→ **PROBLEM DESCRIPTION**
Copy out the lines that have "kind" in them.

#### STORED ROWS ####

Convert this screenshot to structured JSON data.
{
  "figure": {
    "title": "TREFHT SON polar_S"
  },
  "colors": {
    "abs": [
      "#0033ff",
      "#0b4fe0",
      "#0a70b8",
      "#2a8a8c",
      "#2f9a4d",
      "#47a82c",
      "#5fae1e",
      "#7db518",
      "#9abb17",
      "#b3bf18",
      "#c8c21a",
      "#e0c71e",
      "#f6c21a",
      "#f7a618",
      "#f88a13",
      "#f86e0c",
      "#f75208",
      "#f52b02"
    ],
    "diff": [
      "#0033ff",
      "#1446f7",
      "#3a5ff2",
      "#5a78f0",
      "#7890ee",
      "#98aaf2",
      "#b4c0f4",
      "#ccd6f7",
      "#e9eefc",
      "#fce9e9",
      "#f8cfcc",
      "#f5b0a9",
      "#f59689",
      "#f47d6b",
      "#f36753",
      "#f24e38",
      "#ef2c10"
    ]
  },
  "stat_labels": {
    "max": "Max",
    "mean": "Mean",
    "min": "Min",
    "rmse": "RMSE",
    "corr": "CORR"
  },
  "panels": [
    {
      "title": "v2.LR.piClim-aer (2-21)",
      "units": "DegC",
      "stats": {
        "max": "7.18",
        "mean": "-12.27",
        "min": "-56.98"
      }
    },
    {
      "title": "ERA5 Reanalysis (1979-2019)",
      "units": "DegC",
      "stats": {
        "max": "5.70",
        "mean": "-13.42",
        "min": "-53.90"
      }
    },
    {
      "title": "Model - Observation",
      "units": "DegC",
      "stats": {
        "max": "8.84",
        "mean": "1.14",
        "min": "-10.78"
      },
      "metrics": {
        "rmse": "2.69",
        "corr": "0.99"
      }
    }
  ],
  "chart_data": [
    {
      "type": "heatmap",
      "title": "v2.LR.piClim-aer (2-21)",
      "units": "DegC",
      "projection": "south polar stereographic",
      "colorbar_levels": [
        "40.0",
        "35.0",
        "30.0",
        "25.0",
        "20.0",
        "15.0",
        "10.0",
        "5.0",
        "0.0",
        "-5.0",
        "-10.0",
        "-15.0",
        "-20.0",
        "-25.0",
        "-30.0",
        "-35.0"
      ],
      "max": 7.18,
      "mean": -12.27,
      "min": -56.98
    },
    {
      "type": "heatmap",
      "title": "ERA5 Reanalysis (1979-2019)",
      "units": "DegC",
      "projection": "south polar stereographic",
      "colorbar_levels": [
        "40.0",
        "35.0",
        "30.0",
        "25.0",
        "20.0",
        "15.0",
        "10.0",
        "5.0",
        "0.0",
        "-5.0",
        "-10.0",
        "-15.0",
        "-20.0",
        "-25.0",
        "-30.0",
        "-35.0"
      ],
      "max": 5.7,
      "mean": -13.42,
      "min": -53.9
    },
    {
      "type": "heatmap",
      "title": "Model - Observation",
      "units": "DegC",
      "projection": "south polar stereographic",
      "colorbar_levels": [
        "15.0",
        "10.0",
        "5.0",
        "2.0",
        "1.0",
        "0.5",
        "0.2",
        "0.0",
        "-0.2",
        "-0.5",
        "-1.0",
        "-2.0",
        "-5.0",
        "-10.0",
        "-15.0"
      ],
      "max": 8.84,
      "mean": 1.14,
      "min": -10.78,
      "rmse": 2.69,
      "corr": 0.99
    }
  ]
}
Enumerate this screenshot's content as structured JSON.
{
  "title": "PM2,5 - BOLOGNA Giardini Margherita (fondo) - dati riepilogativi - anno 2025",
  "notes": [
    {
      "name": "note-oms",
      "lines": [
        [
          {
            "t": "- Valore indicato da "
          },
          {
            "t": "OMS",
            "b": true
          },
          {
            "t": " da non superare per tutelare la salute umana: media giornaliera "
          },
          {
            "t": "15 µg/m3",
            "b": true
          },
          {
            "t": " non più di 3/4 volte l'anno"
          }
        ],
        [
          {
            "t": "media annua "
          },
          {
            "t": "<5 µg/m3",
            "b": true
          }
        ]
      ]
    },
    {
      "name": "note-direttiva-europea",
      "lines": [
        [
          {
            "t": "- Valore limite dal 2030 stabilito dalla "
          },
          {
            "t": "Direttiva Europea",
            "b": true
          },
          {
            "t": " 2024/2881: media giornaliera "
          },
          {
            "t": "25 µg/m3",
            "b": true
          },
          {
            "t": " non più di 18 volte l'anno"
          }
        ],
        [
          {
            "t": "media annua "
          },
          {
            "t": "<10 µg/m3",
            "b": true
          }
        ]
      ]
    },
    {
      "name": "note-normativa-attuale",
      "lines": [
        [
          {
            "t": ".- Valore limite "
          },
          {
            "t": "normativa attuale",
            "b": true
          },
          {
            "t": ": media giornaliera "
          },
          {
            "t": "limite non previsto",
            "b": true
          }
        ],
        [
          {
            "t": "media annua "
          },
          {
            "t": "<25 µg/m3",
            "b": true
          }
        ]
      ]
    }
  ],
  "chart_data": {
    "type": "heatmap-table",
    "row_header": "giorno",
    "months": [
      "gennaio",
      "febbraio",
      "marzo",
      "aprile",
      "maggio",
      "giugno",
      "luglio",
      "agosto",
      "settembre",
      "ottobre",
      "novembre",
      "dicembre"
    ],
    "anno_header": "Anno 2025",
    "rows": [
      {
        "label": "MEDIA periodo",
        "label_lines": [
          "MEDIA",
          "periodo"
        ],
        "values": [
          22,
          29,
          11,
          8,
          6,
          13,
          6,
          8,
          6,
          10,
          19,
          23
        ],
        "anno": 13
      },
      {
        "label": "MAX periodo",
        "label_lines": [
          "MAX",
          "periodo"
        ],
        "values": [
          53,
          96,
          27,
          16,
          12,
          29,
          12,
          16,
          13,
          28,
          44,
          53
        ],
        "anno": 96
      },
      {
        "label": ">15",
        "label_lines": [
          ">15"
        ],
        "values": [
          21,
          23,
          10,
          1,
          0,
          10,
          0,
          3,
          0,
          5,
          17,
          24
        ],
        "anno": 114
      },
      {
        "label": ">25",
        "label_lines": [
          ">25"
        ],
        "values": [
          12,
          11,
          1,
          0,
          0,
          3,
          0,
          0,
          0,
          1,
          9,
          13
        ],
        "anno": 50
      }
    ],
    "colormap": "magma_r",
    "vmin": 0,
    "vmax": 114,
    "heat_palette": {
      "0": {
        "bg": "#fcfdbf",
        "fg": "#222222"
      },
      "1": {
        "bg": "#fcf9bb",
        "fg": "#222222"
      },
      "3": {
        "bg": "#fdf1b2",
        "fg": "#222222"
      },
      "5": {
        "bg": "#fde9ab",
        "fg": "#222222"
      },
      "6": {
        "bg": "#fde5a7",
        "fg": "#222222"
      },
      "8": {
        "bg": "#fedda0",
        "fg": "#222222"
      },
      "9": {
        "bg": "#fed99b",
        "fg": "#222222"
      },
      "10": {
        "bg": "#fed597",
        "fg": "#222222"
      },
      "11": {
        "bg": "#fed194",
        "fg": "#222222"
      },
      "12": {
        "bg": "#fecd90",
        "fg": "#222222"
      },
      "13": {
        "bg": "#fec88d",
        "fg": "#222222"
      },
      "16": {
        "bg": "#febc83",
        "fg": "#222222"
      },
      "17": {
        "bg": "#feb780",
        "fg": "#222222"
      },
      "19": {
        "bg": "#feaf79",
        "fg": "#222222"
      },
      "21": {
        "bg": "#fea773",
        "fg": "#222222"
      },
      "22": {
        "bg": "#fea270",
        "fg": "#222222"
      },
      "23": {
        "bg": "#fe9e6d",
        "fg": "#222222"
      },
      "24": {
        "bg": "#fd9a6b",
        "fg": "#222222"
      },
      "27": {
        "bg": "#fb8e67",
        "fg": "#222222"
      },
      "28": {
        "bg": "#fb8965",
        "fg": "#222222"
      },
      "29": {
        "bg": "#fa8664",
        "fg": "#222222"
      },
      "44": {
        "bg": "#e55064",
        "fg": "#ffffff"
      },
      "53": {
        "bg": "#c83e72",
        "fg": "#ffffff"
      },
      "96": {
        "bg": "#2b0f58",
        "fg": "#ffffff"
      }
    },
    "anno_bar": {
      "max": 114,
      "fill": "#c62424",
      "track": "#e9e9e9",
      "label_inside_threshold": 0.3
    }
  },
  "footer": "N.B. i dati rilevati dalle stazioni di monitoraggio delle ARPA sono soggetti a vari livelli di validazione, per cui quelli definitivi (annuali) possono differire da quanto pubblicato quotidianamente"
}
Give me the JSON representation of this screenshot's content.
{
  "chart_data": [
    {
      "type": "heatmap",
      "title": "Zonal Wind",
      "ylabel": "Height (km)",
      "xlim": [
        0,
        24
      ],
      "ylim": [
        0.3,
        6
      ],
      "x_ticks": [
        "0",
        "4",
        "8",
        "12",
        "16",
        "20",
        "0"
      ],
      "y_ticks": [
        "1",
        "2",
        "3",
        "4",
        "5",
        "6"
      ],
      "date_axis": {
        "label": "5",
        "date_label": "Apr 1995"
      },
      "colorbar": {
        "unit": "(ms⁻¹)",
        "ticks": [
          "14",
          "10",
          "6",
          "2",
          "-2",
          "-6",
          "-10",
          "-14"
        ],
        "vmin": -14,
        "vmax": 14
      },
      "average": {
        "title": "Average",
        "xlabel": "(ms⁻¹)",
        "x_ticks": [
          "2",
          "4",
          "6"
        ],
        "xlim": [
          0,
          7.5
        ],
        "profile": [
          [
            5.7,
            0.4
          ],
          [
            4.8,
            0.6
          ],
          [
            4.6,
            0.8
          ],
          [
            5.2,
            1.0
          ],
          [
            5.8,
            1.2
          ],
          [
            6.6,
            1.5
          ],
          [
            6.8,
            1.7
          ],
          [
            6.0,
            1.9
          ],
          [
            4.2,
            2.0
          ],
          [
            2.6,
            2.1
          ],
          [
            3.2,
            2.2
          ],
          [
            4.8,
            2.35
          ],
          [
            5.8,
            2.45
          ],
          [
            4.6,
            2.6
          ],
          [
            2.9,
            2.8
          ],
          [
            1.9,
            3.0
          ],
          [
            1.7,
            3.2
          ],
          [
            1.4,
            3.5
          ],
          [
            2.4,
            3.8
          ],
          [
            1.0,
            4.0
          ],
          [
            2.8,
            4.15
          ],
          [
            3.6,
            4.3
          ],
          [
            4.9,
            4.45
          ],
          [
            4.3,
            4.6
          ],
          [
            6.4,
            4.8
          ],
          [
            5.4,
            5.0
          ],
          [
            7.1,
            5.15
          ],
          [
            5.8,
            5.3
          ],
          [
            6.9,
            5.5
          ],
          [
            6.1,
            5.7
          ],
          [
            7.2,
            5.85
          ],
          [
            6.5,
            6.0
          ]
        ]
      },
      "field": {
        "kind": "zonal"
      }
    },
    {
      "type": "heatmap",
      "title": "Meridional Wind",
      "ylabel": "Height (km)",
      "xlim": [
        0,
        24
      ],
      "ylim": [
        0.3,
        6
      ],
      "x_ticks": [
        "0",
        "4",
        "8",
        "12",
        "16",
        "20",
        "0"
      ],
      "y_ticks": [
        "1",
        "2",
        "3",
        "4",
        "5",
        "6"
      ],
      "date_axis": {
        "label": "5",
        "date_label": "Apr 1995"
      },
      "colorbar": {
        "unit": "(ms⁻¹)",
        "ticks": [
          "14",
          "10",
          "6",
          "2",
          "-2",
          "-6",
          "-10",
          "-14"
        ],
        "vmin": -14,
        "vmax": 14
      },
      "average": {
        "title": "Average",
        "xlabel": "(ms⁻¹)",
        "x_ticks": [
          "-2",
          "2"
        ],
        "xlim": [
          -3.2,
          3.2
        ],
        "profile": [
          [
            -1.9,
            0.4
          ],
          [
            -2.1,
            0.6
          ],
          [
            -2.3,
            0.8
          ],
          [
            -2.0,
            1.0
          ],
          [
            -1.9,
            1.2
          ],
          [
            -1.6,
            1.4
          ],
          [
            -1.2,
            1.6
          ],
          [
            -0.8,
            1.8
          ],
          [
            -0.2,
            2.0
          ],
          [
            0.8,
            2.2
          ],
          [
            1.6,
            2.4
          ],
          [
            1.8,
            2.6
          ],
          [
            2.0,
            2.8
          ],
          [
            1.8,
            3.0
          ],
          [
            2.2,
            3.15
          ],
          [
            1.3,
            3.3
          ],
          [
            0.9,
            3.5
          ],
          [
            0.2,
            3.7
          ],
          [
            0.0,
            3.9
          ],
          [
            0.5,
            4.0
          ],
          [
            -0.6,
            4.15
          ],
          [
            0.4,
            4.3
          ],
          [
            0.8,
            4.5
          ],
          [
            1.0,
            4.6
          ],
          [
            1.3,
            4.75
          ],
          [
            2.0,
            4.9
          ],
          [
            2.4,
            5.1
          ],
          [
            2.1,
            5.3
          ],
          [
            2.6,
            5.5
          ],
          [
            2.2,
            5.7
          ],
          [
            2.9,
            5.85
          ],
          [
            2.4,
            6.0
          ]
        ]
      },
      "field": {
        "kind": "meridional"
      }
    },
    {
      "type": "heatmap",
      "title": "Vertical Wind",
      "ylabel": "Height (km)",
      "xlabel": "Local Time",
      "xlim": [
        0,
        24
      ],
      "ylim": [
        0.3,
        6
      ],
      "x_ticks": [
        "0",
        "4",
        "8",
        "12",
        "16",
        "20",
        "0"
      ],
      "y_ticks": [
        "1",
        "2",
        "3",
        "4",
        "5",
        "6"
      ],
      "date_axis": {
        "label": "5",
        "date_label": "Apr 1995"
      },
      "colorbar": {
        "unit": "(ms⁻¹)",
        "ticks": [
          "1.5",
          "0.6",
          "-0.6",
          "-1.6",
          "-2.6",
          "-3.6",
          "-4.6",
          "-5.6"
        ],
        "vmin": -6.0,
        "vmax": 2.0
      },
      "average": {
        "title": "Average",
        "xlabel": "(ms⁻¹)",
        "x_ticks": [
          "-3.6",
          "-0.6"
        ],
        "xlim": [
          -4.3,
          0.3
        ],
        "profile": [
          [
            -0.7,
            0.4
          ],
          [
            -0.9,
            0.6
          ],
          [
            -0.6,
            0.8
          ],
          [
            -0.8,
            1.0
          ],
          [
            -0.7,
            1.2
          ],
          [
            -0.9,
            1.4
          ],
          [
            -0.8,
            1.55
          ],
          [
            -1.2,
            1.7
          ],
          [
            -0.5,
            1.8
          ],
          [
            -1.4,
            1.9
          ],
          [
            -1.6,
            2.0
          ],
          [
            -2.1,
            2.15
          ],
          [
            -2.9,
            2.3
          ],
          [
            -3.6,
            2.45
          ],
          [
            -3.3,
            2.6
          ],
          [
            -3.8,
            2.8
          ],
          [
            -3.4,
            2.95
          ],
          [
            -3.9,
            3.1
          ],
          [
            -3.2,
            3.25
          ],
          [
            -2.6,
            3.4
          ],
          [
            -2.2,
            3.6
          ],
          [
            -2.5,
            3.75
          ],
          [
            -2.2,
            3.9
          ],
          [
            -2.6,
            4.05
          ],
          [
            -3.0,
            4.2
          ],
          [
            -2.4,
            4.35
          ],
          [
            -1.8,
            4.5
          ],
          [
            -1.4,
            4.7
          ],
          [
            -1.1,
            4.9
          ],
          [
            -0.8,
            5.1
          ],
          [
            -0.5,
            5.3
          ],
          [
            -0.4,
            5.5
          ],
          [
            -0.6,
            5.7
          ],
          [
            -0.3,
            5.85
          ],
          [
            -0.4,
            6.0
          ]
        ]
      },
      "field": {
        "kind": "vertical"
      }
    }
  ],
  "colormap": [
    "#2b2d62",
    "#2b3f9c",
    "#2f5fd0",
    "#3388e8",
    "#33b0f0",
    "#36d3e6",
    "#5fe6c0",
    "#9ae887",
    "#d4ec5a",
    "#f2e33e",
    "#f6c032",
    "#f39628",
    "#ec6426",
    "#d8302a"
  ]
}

####

→ **FULL SOLUTION**
        "kind": "zonal"
        "kind": "meridional"
        "kind": "vertical"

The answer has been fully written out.